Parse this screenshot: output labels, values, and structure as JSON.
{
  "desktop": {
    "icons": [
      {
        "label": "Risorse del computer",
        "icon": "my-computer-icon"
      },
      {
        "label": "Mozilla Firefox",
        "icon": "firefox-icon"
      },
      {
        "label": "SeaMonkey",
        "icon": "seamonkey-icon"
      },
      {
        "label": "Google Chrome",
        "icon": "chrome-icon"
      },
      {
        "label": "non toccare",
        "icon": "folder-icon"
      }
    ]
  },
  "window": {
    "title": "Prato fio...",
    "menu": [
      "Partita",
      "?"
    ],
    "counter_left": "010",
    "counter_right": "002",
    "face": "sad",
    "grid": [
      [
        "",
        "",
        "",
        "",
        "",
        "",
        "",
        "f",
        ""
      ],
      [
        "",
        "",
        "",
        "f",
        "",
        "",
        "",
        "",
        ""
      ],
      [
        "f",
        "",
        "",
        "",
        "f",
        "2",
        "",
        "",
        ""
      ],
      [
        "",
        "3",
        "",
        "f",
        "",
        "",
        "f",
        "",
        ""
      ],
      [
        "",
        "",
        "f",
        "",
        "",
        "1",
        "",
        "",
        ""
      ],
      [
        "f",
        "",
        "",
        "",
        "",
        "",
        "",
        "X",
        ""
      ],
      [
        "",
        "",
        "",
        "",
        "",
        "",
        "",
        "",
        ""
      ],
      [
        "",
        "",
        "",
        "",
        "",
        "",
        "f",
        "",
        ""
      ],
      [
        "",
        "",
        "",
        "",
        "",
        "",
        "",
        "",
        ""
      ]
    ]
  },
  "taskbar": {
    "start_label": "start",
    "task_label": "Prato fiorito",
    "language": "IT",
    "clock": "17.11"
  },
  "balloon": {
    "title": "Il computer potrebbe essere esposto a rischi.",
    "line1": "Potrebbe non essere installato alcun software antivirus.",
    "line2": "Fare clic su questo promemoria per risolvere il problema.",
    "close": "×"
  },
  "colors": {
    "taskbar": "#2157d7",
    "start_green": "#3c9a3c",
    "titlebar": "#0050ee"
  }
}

- **WORK REQUIRED**: How many lines of the entries contain the word "essere"? Only the number is wanted.

- **ANSWER AREA**: 2